→ **TESTO CITATO**
★ ★ ★

Milli si concentra su Dronero. Con il marchio del “Centro studi cultura e territorio”, di cui è l’anima, cura il catalogo della mostra “Dronero. Un borgo rivisitato. Documenti e immagini” (1989). La sua prefazione è un invito pressante a riconoscere e valorizzare le “bellezze” del dronerese, ad opporsi al “progressivo degrado” di “strutture di giorno in giorno più fatiscenti”, ma anche alle demolizioni sconsiderate di edifici storici e a ristrutturazioni a dir poco disinvolte.
Si arricchisce, nel frattempo, la bibliografia su Dronero e valle Maira: Piero Camilla presenta la ristampa anastatica delle “Memorie storiche…” del barone Giuseppe Manuel di San Giovanni (1987); per iniziativa della Fondazione Pietro Allemandi si pubblicano studi su “Dronero 1900-1945” a cura di Michele Calandri e di chi vi parla (1990); intanto, “Il Drago” continua ad essere – allora - un contenitore stimolante di riflessioni sul dronerese e di iniziative di promozione territoriale. E poco più tardi – nel 1996 – Milli firma con me la “Guida ai luoghi, alla storia, alla gente” di “Valle Maira”, edita dall’Arciere del dronerese Enrico Conte, per la quale scrive tutte le schede storico-artistiche. La guida sarà poi riedita senza aggiornamenti e senza l’assenso degli autori una decina di anni dopo: un esito frutto di pressapochismo che ci fece davvero male.
Ma l’ambito più significativo dell’impegno di Milli è, senza alcun dubbio, il Museo Mallé, che la vede protagonista, insieme ad Elena Ragusa, di una faticosa battaglia per allestire e aprire al pubblico questo gioiellino di casa-museo, che avrà ancora – in seguito alla sua inaugurazione (1995) - una vita assai travagliata. Fino ad oggi!

★ ★ ★

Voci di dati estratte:
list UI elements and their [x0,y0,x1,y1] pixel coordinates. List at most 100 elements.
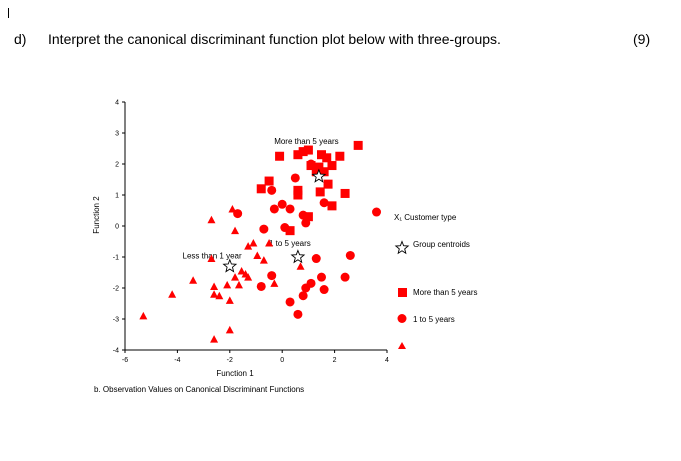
data-point-circle [290,173,300,183]
data-point-triangle [270,279,279,287]
data-point-circle [306,278,316,288]
data-point-circle [269,204,279,214]
legend-centroid-label: Group centroids [413,240,470,249]
data-point-circle [285,204,295,214]
group-centroid-star [222,258,238,273]
data-point-triangle [139,311,148,320]
legend-circle-icon [397,314,407,323]
data-point-triangle [207,215,216,224]
data-point-triangle [210,290,219,298]
data-point-square [275,151,285,161]
data-point-triangle [253,251,262,259]
group-annotation: 1 to 5 years [269,239,311,248]
data-point-square [303,212,313,222]
data-point-circle [298,291,308,301]
data-point-circle [319,285,329,295]
data-point-square [323,179,333,189]
x-tick-label: 0 [280,357,284,364]
group-annotation: More than 5 years [274,137,338,146]
legend-square-icon [398,288,407,297]
data-point-square [285,226,295,236]
y-tick-label: 2 [115,162,119,169]
legend-series-1: 1 to 5 years [413,315,455,324]
data-point-square [353,140,363,150]
data-point-square [335,151,345,161]
y-axis-label: Function 2 [92,196,101,234]
data-point-square [311,167,321,177]
data-point-square [256,184,266,194]
data-point-square [293,185,303,195]
legend-title: X₁ Customer type [394,213,457,222]
x-ticks: -6 -4 -2 0 2 4 [122,350,389,364]
legend-triangle-icon [398,342,406,349]
plot-axes [124,102,387,351]
data-point-circle [277,199,287,209]
y-tick-label: -1 [113,255,119,262]
legend-centroid-star-icon [394,240,410,255]
data-point-circle [345,250,355,260]
centroid-markers [222,168,327,273]
data-point-square [340,188,350,198]
data-point-triangle [244,242,253,250]
data-point-triangle [231,226,240,235]
y-tick-label: 3 [115,131,119,138]
y-tick-label: -2 [113,286,119,293]
group-centroid-star [311,168,327,183]
data-point-circle [340,272,350,282]
data-point-circle [267,271,277,281]
data-point-triangle [210,335,219,343]
data-point-square [327,201,337,211]
data-point-square [293,150,303,160]
data-point-triangle [244,273,253,281]
x-tick-label: -6 [122,357,128,364]
data-point-square [298,147,308,157]
data-point-triangle [210,282,219,290]
x-axis-label: Function 1 [216,369,254,378]
data-point-square [303,145,313,155]
data-point-triangle [225,296,234,304]
x-tick-label: -2 [227,357,233,364]
data-point-triangle [168,290,177,298]
y-tick-label: 1 [115,193,119,200]
question-label: d) [14,31,27,47]
legend: X₁ Customer type Group centroids More th… [394,213,477,349]
data-point-triangle [234,280,243,289]
x-tick-label: 2 [333,357,337,364]
data-point-circle [319,198,329,208]
data-point-circle [293,309,303,319]
data-point-circle [298,210,308,220]
plot-caption: b. Observation Values on Canonical Discr… [94,385,304,394]
data-point-square [314,162,324,172]
data-point-circle [280,223,290,233]
data-point-square [293,190,303,200]
data-point-square [319,167,329,177]
y-tick-label: 0 [115,224,119,231]
y-tick-label: 4 [115,100,119,107]
group-centroid-star [290,249,306,264]
group-annotations: More than 5 years 1 to 5 years Less than 1… [183,137,339,261]
data-point-circle [301,218,311,228]
data-point-circle [317,272,326,282]
legend-series-0: More than 5 years [413,288,477,297]
y-ticks: 4 3 2 1 0 -1 -2 -3 -4 [113,100,125,355]
y-tick-label: -3 [113,317,119,324]
data-point-triangle [228,204,237,213]
data-point-triangle [249,239,258,247]
data-point-triangle [296,262,305,270]
data-point-triangle [259,256,268,264]
data-point-circle [256,281,266,291]
data-point-triangle [207,254,216,263]
data-point-circle [311,254,321,264]
data-point-square [317,150,326,160]
question-text: Interpret the canonical discriminant fun… [48,31,501,47]
data-point-square [315,187,325,197]
question-marks: (9) [633,31,651,47]
x-tick-label: 4 [385,357,389,364]
data-point-triangle [223,280,232,289]
data-point-circle [372,207,382,217]
y-tick-label: -4 [113,348,119,355]
data-point-circle [259,224,269,234]
data-markers [139,140,382,343]
x-tick-label: -4 [174,357,180,364]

★ ★ ★

→ **COMPITI DA SVOLGERE**
- A) Modifichi il passo del testo citato da "Si arricchisce, nel" a "fece davvero male.", riportandolo con "ristampa anastatica" sostituito da "riedizione".
- B) In base al testo citato, spieghi perché la riedizione della guida "Valle Maira" fece male ai suoi autori.
- C) Elenchi tutti gli anni che nel testo citato compaiono tra parentesi, nell'ordine in cui vi figurano.

→ **SOLUZIONI DEI COMPITI**
- A)
Si arricchisce, nel frattempo, la bibliografia su Dronero e valle Maira: Piero Camilla presenta la riedizione delle “Memorie storiche…” del barone Giuseppe Manuel di San Giovanni (1987); per iniziativa della Fondazione Pietro Allemandi si pubblicano studi su “Dronero 1900-1945” a cura di Michele Calandri e di chi vi parla (1990); intanto, “Il Drago” continua ad essere – allora - un contenitore stimolante di riflessioni sul dronerese e di iniziative di promozione territoriale. E poco più tardi – nel 1996 – Milli firma con me la “Guida ai luoghi, alla storia, alla gente” di “Valle Maira”, edita dall’Arciere del dronerese Enrico Conte, per la quale scrive tutte le schede storico-artistiche. La guida sarà poi riedita senza aggiornamenti e senza l’assenso degli autori una decina di anni dopo: un esito frutto di pressapochismo che ci fece davvero male.

- B) La guida fu riedita una decina di anni dopo senza aggiornamenti e senza l'assenso degli autori. Il testo definisce questo esito frutto di pressapochismo.

- C) 1989, 1987, 1990, 1995